* [WHAT TO PRODUCE]: Skip the images and return the records below exactly.

* [INFORMATION GIVEN]:

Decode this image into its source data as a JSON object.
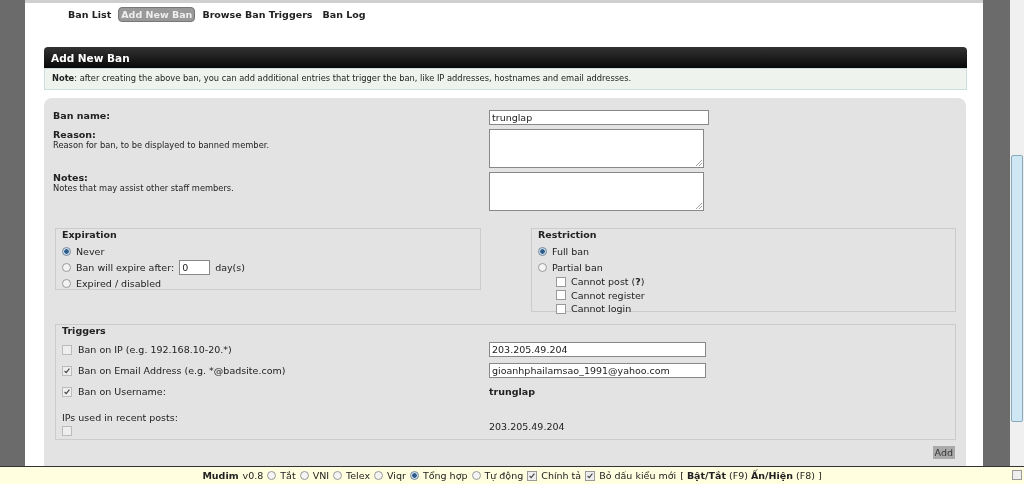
{
  "tabs": [
    {
      "label": "Ban List",
      "selected": false
    },
    {
      "label": "Add New Ban",
      "selected": true
    },
    {
      "label": "Browse Ban Triggers",
      "selected": false
    },
    {
      "label": "Ban Log",
      "selected": false
    }
  ],
  "header": {
    "title": "Add New Ban"
  },
  "note": "**Note**: after creating the above ban, you can add additional entries that trigger the ban, like IP addresses, hostnames and email addresses.",
  "fields": [
    {
      "kind": "input",
      "label": "Ban name:",
      "value": "trunglap"
    },
    {
      "kind": "textarea",
      "label": "Reason:",
      "description": "Reason for ban, to be displayed to banned member."
    },
    {
      "kind": "textarea",
      "label": "Notes:",
      "description": "Notes that may assist other staff members."
    }
  ],
  "expiration": {
    "legend": "Expiration",
    "options": [
      {
        "label": "Never",
        "selected": true
      },
      {
        "label": "Ban will expire after:",
        "selected": false,
        "value": "0",
        "unit": "day(s)"
      },
      {
        "label": "Expired / disabled",
        "selected": false
      }
    ]
  },
  "restriction": {
    "legend": "Restriction",
    "options": [
      {
        "label": "Full ban",
        "selected": true
      },
      {
        "label": "Partial ban",
        "selected": false
      }
    ],
    "sub_options": [
      {
        "label": "Cannot post (**?**)",
        "checked": false
      },
      {
        "label": "Cannot register",
        "checked": false
      },
      {
        "label": "Cannot login",
        "checked": false
      }
    ]
  },
  "triggers": {
    "legend": "Triggers",
    "rows": [
      {
        "kind": "input",
        "label": "Ban on IP (e.g. 192.168.10-20.*)",
        "checked": false,
        "value": "203.205.49.204"
      },
      {
        "kind": "input",
        "label": "Ban on Email Address (e.g. *@badsite.com)",
        "checked": true,
        "value": "gioanhphailamsao_1991@yahoo.com"
      },
      {
        "kind": "text",
        "label": "Ban on Username:",
        "checked": true,
        "value": "trunglap"
      },
      {
        "kind": "ips",
        "label": "IPs used in recent posts:",
        "checked": false,
        "value": "203.205.49.204"
      }
    ]
  },
  "add_button": "Add",
  "mudim": {
    "name": "Mudim",
    "version": "v0.8",
    "modes": [
      {
        "label": "Tắt",
        "selected": false
      },
      {
        "label": "VNI",
        "selected": false
      },
      {
        "label": "Telex",
        "selected": false
      },
      {
        "label": "Viqr",
        "selected": false
      },
      {
        "label": "Tổng hợp",
        "selected": true
      },
      {
        "label": "Tự động",
        "selected": false
      }
    ],
    "options": [
      {
        "label": "Chính tả",
        "checked": true
      },
      {
        "label": "Bỏ dấu kiểu mới",
        "checked": true
      }
    ],
    "hotkeys": "[ **Bật/Tắt** (F9) **Ấn/Hiện** (F8) ]"
  }
}
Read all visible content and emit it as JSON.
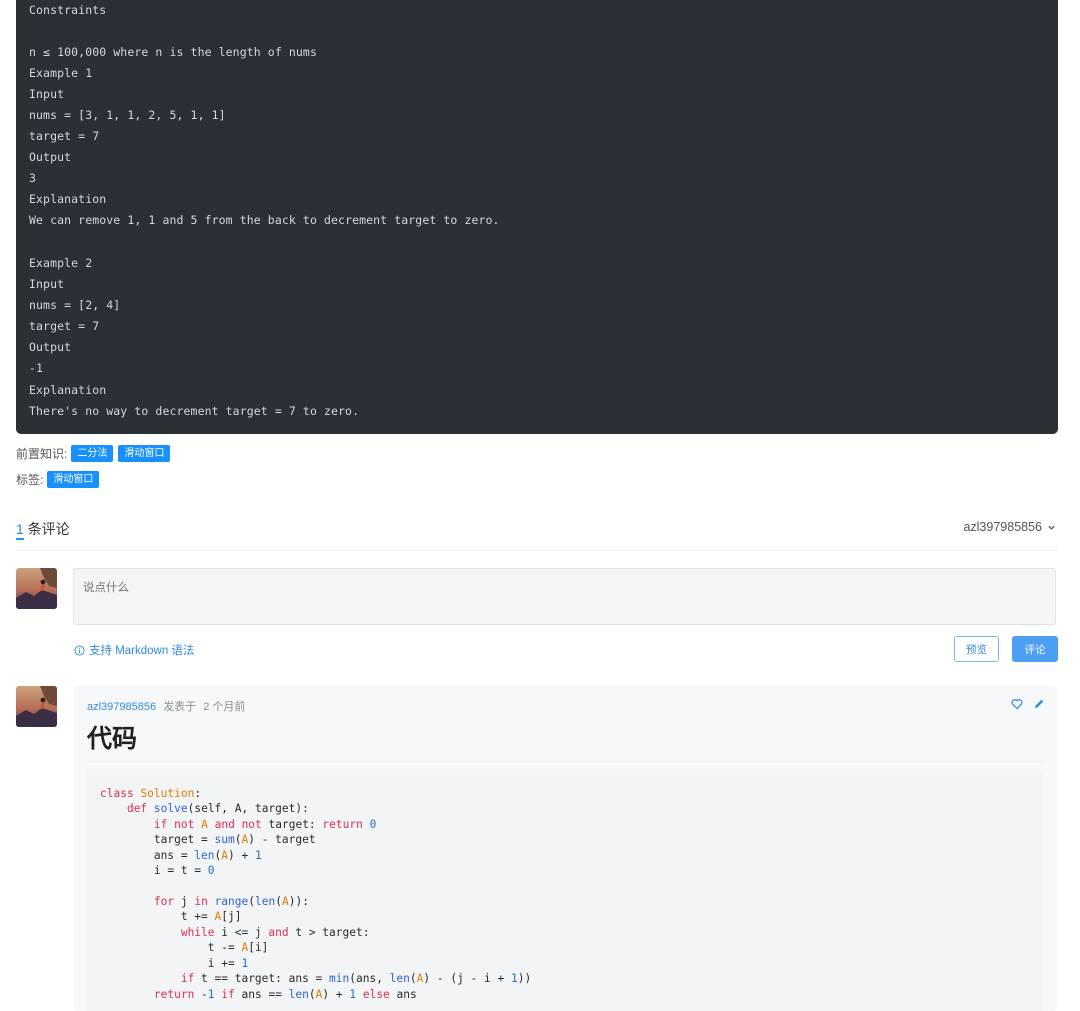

* [FINAL RESULT]:
Decode this image into its source data as a JSON object.
{
  "tabs": [
    {
      "label": "Ban List",
      "selected": false
    },
    {
      "label": "Add New Ban",
      "selected": true
    },
    {
      "label": "Browse Ban Triggers",
      "selected": false
    },
    {
      "label": "Ban Log",
      "selected": false
    }
  ],
  "header": {
    "title": "Add New Ban"
  },
  "note": "**Note**: after creating the above ban, you can add additional entries that trigger the ban, like IP addresses, hostnames and email addresses.",
  "fields": [
    {
      "kind": "input",
      "label": "Ban name:",
      "value": "trunglap"
    },
    {
      "kind": "textarea",
      "label": "Reason:",
      "description": "Reason for ban, to be displayed to banned member."
    },
    {
      "kind": "textarea",
      "label": "Notes:",
      "description": "Notes that may assist other staff members."
    }
  ],
  "expiration": {
    "legend": "Expiration",
    "options": [
      {
        "label": "Never",
        "selected": true
      },
      {
        "label": "Ban will expire after:",
        "selected": false,
        "value": "0",
        "unit": "day(s)"
      },
      {
        "label": "Expired / disabled",
        "selected": false
      }
    ]
  },
  "restriction": {
    "legend": "Restriction",
    "options": [
      {
        "label": "Full ban",
        "selected": true
      },
      {
        "label": "Partial ban",
        "selected": false
      }
    ],
    "sub_options": [
      {
        "label": "Cannot post (**?**)",
        "checked": false
      },
      {
        "label": "Cannot register",
        "checked": false
      },
      {
        "label": "Cannot login",
        "checked": false
      }
    ]
  },
  "triggers": {
    "legend": "Triggers",
    "rows": [
      {
        "kind": "input",
        "label": "Ban on IP (e.g. 192.168.10-20.*)",
        "checked": false,
        "value": "203.205.49.204"
      },
      {
        "kind": "input",
        "label": "Ban on Email Address (e.g. *@badsite.com)",
        "checked": true,
        "value": "gioanhphailamsao_1991@yahoo.com"
      },
      {
        "kind": "text",
        "label": "Ban on Username:",
        "checked": true,
        "value": "trunglap"
      },
      {
        "kind": "ips",
        "label": "IPs used in recent posts:",
        "checked": false,
        "value": "203.205.49.204"
      }
    ]
  },
  "add_button": "Add",
  "mudim": {
    "name": "Mudim",
    "version": "v0.8",
    "modes": [
      {
        "label": "Tắt",
        "selected": false
      },
      {
        "label": "VNI",
        "selected": false
      },
      {
        "label": "Telex",
        "selected": false
      },
      {
        "label": "Viqr",
        "selected": false
      },
      {
        "label": "Tổng hợp",
        "selected": true
      },
      {
        "label": "Tự động",
        "selected": false
      }
    ],
    "options": [
      {
        "label": "Chính tả",
        "checked": true
      },
      {
        "label": "Bỏ dấu kiểu mới",
        "checked": true
      }
    ],
    "hotkeys": "[ **Bật/Tắt** (F9) **Ấn/Hiện** (F8) ]"
  }
}
Read all visible content and emit it as JSON.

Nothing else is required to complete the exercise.